● **WHAT THE TASK REQUIRES**
Your task is to reproduce the material exactly.

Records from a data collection
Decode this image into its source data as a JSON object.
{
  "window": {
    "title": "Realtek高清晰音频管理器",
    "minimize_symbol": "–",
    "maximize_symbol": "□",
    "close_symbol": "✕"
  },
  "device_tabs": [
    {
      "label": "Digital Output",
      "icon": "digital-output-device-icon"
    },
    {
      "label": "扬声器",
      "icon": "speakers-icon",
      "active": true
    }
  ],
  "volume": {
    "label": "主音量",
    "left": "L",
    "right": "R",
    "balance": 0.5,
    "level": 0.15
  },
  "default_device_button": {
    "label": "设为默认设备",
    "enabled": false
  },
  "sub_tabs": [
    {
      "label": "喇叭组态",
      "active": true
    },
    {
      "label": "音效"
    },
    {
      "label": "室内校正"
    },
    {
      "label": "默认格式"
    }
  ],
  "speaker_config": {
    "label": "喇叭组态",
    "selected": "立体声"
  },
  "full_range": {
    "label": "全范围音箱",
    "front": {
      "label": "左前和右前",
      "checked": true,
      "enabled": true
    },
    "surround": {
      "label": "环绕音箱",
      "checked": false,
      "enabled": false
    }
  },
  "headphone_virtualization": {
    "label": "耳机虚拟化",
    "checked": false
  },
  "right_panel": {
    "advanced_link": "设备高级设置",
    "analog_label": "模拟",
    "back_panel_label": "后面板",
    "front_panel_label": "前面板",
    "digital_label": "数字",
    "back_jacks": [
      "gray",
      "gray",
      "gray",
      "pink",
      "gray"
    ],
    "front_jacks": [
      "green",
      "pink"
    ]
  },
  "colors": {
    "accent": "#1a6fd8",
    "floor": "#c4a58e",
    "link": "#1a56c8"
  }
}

● **EXERCISE RESPONSE**
Decode this image into its source data as a JSON object.
{
  "window": {
    "title": "Realtek高清晰音频管理器",
    "minimize_symbol": "–",
    "maximize_symbol": "□",
    "close_symbol": "✕"
  },
  "device_tabs": [
    {
      "label": "Digital Output",
      "icon": "digital-output-device-icon"
    },
    {
      "label": "扬声器",
      "icon": "speakers-icon",
      "active": true
    }
  ],
  "volume": {
    "label": "主音量",
    "left": "L",
    "right": "R",
    "balance": 0.5,
    "level": 0.15
  },
  "default_device_button": {
    "label": "设为默认设备",
    "enabled": false
  },
  "sub_tabs": [
    {
      "label": "喇叭组态",
      "active": true
    },
    {
      "label": "音效"
    },
    {
      "label": "室内校正"
    },
    {
      "label": "默认格式"
    }
  ],
  "speaker_config": {
    "label": "喇叭组态",
    "selected": "立体声"
  },
  "full_range": {
    "label": "全范围音箱",
    "front": {
      "label": "左前和右前",
      "checked": true,
      "enabled": true
    },
    "surround": {
      "label": "环绕音箱",
      "checked": false,
      "enabled": false
    }
  },
  "headphone_virtualization": {
    "label": "耳机虚拟化",
    "checked": false
  },
  "right_panel": {
    "advanced_link": "设备高级设置",
    "analog_label": "模拟",
    "back_panel_label": "后面板",
    "front_panel_label": "前面板",
    "digital_label": "数字",
    "back_jacks": [
      "gray",
      "gray",
      "gray",
      "pink",
      "gray"
    ],
    "front_jacks": [
      "green",
      "pink"
    ]
  },
  "colors": {
    "accent": "#1a6fd8",
    "floor": "#c4a58e",
    "link": "#1a56c8"
  }
}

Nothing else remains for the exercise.